**Your goal**
Find the lines holding the string "lots" in the data, then copy all of them.

-- BEGIN Material shown --

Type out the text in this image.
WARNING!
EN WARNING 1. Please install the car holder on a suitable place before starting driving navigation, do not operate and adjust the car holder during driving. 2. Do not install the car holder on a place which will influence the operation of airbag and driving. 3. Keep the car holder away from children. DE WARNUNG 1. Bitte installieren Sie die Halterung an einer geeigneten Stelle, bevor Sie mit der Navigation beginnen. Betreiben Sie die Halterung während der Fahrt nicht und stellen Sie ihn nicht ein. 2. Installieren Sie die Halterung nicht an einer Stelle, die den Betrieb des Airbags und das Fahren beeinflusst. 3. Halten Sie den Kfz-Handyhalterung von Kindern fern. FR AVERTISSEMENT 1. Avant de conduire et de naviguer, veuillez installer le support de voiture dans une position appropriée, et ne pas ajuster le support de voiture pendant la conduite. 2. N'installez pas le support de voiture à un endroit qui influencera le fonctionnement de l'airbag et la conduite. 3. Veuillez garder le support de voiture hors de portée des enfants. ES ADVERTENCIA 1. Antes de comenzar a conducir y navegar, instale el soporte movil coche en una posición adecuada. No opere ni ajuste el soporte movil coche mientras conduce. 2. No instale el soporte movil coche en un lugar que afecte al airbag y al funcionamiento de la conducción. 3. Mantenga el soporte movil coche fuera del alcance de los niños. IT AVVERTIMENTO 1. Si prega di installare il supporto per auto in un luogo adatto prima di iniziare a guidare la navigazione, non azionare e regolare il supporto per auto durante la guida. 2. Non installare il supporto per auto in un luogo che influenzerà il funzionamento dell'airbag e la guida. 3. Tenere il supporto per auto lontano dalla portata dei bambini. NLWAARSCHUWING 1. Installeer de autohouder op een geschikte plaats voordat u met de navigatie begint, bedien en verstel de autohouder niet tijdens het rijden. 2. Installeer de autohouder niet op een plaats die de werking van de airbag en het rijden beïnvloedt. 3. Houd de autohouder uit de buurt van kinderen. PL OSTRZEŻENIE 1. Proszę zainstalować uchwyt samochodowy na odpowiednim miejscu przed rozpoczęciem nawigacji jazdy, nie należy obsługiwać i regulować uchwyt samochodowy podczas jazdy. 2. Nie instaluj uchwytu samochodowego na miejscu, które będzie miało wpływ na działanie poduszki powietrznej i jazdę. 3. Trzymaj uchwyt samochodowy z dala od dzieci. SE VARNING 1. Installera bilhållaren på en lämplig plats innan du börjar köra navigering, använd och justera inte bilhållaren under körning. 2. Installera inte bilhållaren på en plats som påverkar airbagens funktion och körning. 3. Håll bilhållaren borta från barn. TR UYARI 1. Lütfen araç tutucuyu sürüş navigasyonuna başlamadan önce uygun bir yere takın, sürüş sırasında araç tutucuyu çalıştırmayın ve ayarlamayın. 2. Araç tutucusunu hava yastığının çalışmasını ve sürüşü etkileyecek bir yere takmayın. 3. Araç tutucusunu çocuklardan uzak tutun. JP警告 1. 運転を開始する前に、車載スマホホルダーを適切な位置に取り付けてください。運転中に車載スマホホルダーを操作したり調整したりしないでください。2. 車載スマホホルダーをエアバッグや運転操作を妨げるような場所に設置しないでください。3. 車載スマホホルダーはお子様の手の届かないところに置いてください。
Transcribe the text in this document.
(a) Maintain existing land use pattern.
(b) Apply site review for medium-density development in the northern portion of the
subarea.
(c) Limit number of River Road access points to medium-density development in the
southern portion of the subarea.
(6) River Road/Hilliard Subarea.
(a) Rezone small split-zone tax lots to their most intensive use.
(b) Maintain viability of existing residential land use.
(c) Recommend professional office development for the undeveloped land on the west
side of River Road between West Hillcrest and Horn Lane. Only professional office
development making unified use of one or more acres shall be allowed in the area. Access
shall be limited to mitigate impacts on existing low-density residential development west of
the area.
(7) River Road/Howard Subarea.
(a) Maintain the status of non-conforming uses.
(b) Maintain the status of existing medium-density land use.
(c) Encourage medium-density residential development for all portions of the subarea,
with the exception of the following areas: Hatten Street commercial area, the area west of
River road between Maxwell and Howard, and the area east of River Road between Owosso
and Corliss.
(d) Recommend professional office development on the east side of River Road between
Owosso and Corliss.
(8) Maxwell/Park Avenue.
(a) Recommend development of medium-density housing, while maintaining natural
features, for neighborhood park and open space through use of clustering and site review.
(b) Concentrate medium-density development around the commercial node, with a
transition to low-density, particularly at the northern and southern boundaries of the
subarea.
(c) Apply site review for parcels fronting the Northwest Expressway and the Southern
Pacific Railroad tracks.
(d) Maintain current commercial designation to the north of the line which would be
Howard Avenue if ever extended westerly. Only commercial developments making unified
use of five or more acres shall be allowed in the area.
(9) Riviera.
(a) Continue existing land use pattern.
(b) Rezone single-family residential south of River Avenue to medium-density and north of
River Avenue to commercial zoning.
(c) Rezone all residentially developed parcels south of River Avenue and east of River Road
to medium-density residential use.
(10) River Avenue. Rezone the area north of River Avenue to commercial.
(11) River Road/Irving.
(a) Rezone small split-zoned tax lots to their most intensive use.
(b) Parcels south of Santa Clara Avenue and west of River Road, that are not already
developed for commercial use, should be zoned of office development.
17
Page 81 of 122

-- END Material shown --

**Response to this task**
(a) Rezone small split-zone tax lots to their most intensive use.
(a) Rezone small split-zoned tax lots to their most intensive use.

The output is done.